---------- Data shown ----------

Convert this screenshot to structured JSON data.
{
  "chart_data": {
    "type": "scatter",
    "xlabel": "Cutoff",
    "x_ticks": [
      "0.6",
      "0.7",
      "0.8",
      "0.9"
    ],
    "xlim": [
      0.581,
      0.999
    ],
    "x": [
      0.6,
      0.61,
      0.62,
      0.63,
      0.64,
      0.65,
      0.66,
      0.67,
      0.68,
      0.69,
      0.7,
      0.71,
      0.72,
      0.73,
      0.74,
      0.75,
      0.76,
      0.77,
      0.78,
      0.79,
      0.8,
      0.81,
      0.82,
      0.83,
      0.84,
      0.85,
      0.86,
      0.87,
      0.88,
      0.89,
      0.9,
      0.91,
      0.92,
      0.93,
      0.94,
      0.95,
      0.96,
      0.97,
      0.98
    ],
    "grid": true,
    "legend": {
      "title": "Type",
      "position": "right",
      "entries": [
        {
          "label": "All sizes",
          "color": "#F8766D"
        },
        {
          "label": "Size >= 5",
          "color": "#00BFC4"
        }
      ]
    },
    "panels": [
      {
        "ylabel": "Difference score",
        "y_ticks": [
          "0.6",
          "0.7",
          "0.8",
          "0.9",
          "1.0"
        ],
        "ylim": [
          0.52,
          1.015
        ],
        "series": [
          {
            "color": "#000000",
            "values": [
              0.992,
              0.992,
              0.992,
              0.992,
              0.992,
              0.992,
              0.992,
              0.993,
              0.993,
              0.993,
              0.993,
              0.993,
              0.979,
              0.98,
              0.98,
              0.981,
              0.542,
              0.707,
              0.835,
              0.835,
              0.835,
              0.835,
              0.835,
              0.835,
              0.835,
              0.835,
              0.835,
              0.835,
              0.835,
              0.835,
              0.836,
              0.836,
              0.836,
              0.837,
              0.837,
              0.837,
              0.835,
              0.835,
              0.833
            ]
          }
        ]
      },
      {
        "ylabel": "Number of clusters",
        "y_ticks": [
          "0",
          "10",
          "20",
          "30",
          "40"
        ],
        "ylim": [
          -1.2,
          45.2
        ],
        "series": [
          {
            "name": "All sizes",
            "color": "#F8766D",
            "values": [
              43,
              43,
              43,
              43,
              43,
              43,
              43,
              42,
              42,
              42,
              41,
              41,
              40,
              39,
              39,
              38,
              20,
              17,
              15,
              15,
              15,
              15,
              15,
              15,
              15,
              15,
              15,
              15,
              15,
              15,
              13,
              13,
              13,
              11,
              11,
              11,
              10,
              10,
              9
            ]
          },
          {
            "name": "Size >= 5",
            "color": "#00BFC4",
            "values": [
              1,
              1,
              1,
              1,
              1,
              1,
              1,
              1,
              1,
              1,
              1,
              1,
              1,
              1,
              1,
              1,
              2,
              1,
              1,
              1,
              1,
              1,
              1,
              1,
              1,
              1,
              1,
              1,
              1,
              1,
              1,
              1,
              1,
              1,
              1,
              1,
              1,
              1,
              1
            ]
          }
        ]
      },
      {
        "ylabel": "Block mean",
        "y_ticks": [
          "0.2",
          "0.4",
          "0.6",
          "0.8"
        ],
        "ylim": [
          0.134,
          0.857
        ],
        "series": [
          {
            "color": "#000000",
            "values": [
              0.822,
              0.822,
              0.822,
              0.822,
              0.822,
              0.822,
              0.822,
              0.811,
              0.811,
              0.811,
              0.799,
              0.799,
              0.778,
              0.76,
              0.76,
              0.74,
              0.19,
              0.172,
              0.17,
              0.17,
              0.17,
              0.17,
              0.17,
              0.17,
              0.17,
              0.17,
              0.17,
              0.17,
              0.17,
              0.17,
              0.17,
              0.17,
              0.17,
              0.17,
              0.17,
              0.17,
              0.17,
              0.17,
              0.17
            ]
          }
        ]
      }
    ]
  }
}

----------

**Task prompt:**
Repeat each record in full; every line must match exactly.

**Right answer:**
Convert this screenshot to structured JSON data.
{
  "chart_data": {
    "type": "scatter",
    "xlabel": "Cutoff",
    "x_ticks": [
      "0.6",
      "0.7",
      "0.8",
      "0.9"
    ],
    "xlim": [
      0.581,
      0.999
    ],
    "x": [
      0.6,
      0.61,
      0.62,
      0.63,
      0.64,
      0.65,
      0.66,
      0.67,
      0.68,
      0.69,
      0.7,
      0.71,
      0.72,
      0.73,
      0.74,
      0.75,
      0.76,
      0.77,
      0.78,
      0.79,
      0.8,
      0.81,
      0.82,
      0.83,
      0.84,
      0.85,
      0.86,
      0.87,
      0.88,
      0.89,
      0.9,
      0.91,
      0.92,
      0.93,
      0.94,
      0.95,
      0.96,
      0.97,
      0.98
    ],
    "grid": true,
    "legend": {
      "title": "Type",
      "position": "right",
      "entries": [
        {
          "label": "All sizes",
          "color": "#F8766D"
        },
        {
          "label": "Size >= 5",
          "color": "#00BFC4"
        }
      ]
    },
    "panels": [
      {
        "ylabel": "Difference score",
        "y_ticks": [
          "0.6",
          "0.7",
          "0.8",
          "0.9",
          "1.0"
        ],
        "ylim": [
          0.52,
          1.015
        ],
        "series": [
          {
            "color": "#000000",
            "values": [
              0.992,
              0.992,
              0.992,
              0.992,
              0.992,
              0.992,
              0.992,
              0.993,
              0.993,
              0.993,
              0.993,
              0.993,
              0.979,
              0.98,
              0.98,
              0.981,
              0.542,
              0.707,
              0.835,
              0.835,
              0.835,
              0.835,
              0.835,
              0.835,
              0.835,
              0.835,
              0.835,
              0.835,
              0.835,
              0.835,
              0.836,
              0.836,
              0.836,
              0.837,
              0.837,
              0.837,
              0.835,
              0.835,
              0.833
            ]
          }
        ]
      },
      {
        "ylabel": "Number of clusters",
        "y_ticks": [
          "0",
          "10",
          "20",
          "30",
          "40"
        ],
        "ylim": [
          -1.2,
          45.2
        ],
        "series": [
          {
            "name": "All sizes",
            "color": "#F8766D",
            "values": [
              43,
              43,
              43,
              43,
              43,
              43,
              43,
              42,
              42,
              42,
              41,
              41,
              40,
              39,
              39,
              38,
              20,
              17,
              15,
              15,
              15,
              15,
              15,
              15,
              15,
              15,
              15,
              15,
              15,
              15,
              13,
              13,
              13,
              11,
              11,
              11,
              10,
              10,
              9
            ]
          },
          {
            "name": "Size >= 5",
            "color": "#00BFC4",
            "values": [
              1,
              1,
              1,
              1,
              1,
              1,
              1,
              1,
              1,
              1,
              1,
              1,
              1,
              1,
              1,
              1,
              2,
              1,
              1,
              1,
              1,
              1,
              1,
              1,
              1,
              1,
              1,
              1,
              1,
              1,
              1,
              1,
              1,
              1,
              1,
              1,
              1,
              1,
              1
            ]
          }
        ]
      },
      {
        "ylabel": "Block mean",
        "y_ticks": [
          "0.2",
          "0.4",
          "0.6",
          "0.8"
        ],
        "ylim": [
          0.134,
          0.857
        ],
        "series": [
          {
            "color": "#000000",
            "values": [
              0.822,
              0.822,
              0.822,
              0.822,
              0.822,
              0.822,
              0.822,
              0.811,
              0.811,
              0.811,
              0.799,
              0.799,
              0.778,
              0.76,
              0.76,
              0.74,
              0.19,
              0.172,
              0.17,
              0.17,
              0.17,
              0.17,
              0.17,
              0.17,
              0.17,
              0.17,
              0.17,
              0.17,
              0.17,
              0.17,
              0.17,
              0.17,
              0.17,
              0.17,
              0.17,
              0.17,
              0.17,
              0.17,
              0.17
            ]
          }
        ]
      }
    ]
  }
}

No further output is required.